**The task**
Write the data out again, exactly as given.

— Begin —

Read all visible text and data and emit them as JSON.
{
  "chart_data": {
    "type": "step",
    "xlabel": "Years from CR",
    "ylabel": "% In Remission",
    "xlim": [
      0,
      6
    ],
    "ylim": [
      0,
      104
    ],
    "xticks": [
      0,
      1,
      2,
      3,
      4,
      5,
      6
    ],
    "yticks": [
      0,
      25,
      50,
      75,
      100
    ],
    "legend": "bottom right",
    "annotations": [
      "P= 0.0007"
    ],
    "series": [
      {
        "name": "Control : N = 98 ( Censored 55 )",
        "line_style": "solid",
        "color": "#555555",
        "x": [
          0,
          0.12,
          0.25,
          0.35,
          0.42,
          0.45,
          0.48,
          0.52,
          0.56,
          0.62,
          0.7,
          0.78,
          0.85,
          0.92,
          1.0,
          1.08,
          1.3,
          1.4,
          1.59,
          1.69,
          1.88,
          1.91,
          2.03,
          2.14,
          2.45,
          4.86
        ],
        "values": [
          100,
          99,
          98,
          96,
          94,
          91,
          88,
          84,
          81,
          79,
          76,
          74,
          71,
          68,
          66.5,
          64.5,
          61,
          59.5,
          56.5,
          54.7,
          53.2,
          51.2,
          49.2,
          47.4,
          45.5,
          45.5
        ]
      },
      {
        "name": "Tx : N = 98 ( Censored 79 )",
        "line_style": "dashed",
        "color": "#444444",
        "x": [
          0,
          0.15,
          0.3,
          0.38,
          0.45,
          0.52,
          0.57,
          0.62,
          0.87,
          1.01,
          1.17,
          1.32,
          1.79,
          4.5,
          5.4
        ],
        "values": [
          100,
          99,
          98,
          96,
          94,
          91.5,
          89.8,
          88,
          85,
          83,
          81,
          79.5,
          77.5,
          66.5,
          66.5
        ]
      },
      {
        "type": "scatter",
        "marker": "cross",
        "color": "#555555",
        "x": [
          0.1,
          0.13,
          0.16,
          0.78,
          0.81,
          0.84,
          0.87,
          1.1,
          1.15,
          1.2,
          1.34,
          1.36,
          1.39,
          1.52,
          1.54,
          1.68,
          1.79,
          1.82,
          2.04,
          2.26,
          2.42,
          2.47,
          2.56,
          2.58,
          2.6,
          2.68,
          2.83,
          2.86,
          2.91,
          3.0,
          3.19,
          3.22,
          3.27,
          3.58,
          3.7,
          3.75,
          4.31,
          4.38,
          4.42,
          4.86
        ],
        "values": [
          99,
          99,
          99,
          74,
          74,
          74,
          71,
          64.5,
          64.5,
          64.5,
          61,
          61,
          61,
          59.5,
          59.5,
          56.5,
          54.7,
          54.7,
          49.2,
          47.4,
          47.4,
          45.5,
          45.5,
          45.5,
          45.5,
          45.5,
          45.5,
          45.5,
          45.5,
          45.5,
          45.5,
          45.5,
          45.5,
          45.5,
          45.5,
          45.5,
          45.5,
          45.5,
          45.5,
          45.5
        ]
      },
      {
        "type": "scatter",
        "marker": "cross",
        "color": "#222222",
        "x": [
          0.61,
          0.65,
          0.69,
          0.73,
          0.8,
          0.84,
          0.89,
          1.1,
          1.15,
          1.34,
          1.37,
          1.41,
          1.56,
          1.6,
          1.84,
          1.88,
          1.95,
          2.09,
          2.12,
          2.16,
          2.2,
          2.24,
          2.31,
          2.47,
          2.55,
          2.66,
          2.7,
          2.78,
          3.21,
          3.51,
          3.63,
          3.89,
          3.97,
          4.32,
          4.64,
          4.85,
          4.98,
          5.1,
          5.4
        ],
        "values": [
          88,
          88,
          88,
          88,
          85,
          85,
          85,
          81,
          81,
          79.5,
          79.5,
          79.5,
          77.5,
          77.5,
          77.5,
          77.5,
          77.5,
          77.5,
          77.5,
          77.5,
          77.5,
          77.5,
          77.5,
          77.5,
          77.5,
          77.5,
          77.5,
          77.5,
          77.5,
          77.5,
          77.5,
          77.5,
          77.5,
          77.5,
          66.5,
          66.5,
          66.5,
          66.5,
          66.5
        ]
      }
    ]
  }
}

— End —

**Finished exercise**
Read all visible text and data and emit them as JSON.
{
  "chart_data": {
    "type": "step",
    "xlabel": "Years from CR",
    "ylabel": "% In Remission",
    "xlim": [
      0,
      6
    ],
    "ylim": [
      0,
      104
    ],
    "xticks": [
      0,
      1,
      2,
      3,
      4,
      5,
      6
    ],
    "yticks": [
      0,
      25,
      50,
      75,
      100
    ],
    "legend": "bottom right",
    "annotations": [
      "P= 0.0007"
    ],
    "series": [
      {
        "name": "Control : N = 98 ( Censored 55 )",
        "line_style": "solid",
        "color": "#555555",
        "x": [
          0,
          0.12,
          0.25,
          0.35,
          0.42,
          0.45,
          0.48,
          0.52,
          0.56,
          0.62,
          0.7,
          0.78,
          0.85,
          0.92,
          1.0,
          1.08,
          1.3,
          1.4,
          1.59,
          1.69,
          1.88,
          1.91,
          2.03,
          2.14,
          2.45,
          4.86
        ],
        "values": [
          100,
          99,
          98,
          96,
          94,
          91,
          88,
          84,
          81,
          79,
          76,
          74,
          71,
          68,
          66.5,
          64.5,
          61,
          59.5,
          56.5,
          54.7,
          53.2,
          51.2,
          49.2,
          47.4,
          45.5,
          45.5
        ]
      },
      {
        "name": "Tx : N = 98 ( Censored 79 )",
        "line_style": "dashed",
        "color": "#444444",
        "x": [
          0,
          0.15,
          0.3,
          0.38,
          0.45,
          0.52,
          0.57,
          0.62,
          0.87,
          1.01,
          1.17,
          1.32,
          1.79,
          4.5,
          5.4
        ],
        "values": [
          100,
          99,
          98,
          96,
          94,
          91.5,
          89.8,
          88,
          85,
          83,
          81,
          79.5,
          77.5,
          66.5,
          66.5
        ]
      },
      {
        "type": "scatter",
        "marker": "cross",
        "color": "#555555",
        "x": [
          0.1,
          0.13,
          0.16,
          0.78,
          0.81,
          0.84,
          0.87,
          1.1,
          1.15,
          1.2,
          1.34,
          1.36,
          1.39,
          1.52,
          1.54,
          1.68,
          1.79,
          1.82,
          2.04,
          2.26,
          2.42,
          2.47,
          2.56,
          2.58,
          2.6,
          2.68,
          2.83,
          2.86,
          2.91,
          3.0,
          3.19,
          3.22,
          3.27,
          3.58,
          3.7,
          3.75,
          4.31,
          4.38,
          4.42,
          4.86
        ],
        "values": [
          99,
          99,
          99,
          74,
          74,
          74,
          71,
          64.5,
          64.5,
          64.5,
          61,
          61,
          61,
          59.5,
          59.5,
          56.5,
          54.7,
          54.7,
          49.2,
          47.4,
          47.4,
          45.5,
          45.5,
          45.5,
          45.5,
          45.5,
          45.5,
          45.5,
          45.5,
          45.5,
          45.5,
          45.5,
          45.5,
          45.5,
          45.5,
          45.5,
          45.5,
          45.5,
          45.5,
          45.5
        ]
      },
      {
        "type": "scatter",
        "marker": "cross",
        "color": "#222222",
        "x": [
          0.61,
          0.65,
          0.69,
          0.73,
          0.8,
          0.84,
          0.89,
          1.1,
          1.15,
          1.34,
          1.37,
          1.41,
          1.56,
          1.6,
          1.84,
          1.88,
          1.95,
          2.09,
          2.12,
          2.16,
          2.2,
          2.24,
          2.31,
          2.47,
          2.55,
          2.66,
          2.7,
          2.78,
          3.21,
          3.51,
          3.63,
          3.89,
          3.97,
          4.32,
          4.64,
          4.85,
          4.98,
          5.1,
          5.4
        ],
        "values": [
          88,
          88,
          88,
          88,
          85,
          85,
          85,
          81,
          81,
          79.5,
          79.5,
          79.5,
          77.5,
          77.5,
          77.5,
          77.5,
          77.5,
          77.5,
          77.5,
          77.5,
          77.5,
          77.5,
          77.5,
          77.5,
          77.5,
          77.5,
          77.5,
          77.5,
          77.5,
          77.5,
          77.5,
          77.5,
          77.5,
          77.5,
          66.5,
          66.5,
          66.5,
          66.5,
          66.5
        ]
      }
    ]
  }
}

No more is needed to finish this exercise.